**** Entries supplied

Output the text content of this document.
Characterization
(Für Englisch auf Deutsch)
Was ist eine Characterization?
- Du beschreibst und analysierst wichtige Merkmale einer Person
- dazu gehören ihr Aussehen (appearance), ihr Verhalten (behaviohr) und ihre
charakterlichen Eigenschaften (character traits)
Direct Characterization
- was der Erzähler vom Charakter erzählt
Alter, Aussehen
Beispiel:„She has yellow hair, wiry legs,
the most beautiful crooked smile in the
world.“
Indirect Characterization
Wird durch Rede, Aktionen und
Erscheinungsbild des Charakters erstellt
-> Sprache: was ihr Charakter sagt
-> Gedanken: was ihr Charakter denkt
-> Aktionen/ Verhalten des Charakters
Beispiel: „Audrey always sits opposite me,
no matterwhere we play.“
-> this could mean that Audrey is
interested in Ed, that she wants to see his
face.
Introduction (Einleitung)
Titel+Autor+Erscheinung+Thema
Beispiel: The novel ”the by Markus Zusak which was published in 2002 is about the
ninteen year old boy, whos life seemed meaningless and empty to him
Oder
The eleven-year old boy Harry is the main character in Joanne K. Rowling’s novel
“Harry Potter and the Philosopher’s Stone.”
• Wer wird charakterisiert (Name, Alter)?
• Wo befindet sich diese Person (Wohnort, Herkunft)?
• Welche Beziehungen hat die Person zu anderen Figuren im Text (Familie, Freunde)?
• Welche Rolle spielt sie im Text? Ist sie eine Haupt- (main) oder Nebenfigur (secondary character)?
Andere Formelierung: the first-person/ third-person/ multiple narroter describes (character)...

********

What you will do.
Print the whole listing exactly as it is.

Output.
Output the text content of this document.
Characterization
(Für Englisch auf Deutsch)
Was ist eine Characterization?
- Du beschreibst und analysierst wichtige Merkmale einer Person
- dazu gehören ihr Aussehen (appearance), ihr Verhalten (behaviohr) und ihre
charakterlichen Eigenschaften (character traits)
Direct Characterization
- was der Erzähler vom Charakter erzählt
Alter, Aussehen
Beispiel:„She has yellow hair, wiry legs,
the most beautiful crooked smile in the
world.“
Indirect Characterization
Wird durch Rede, Aktionen und
Erscheinungsbild des Charakters erstellt
-> Sprache: was ihr Charakter sagt
-> Gedanken: was ihr Charakter denkt
-> Aktionen/ Verhalten des Charakters
Beispiel: „Audrey always sits opposite me,
no matterwhere we play.“
-> this could mean that Audrey is
interested in Ed, that she wants to see his
face.
Introduction (Einleitung)
Titel+Autor+Erscheinung+Thema
Beispiel: The novel ”the by Markus Zusak which was published in 2002 is about the
ninteen year old boy, whos life seemed meaningless and empty to him
Oder
The eleven-year old boy Harry is the main character in Joanne K. Rowling’s novel
“Harry Potter and the Philosopher’s Stone.”
• Wer wird charakterisiert (Name, Alter)?
• Wo befindet sich diese Person (Wohnort, Herkunft)?
• Welche Beziehungen hat die Person zu anderen Figuren im Text (Familie, Freunde)?
• Welche Rolle spielt sie im Text? Ist sie eine Haupt- (main) oder Nebenfigur (secondary character)?
Andere Formelierung: the first-person/ third-person/ multiple narroter describes (character)...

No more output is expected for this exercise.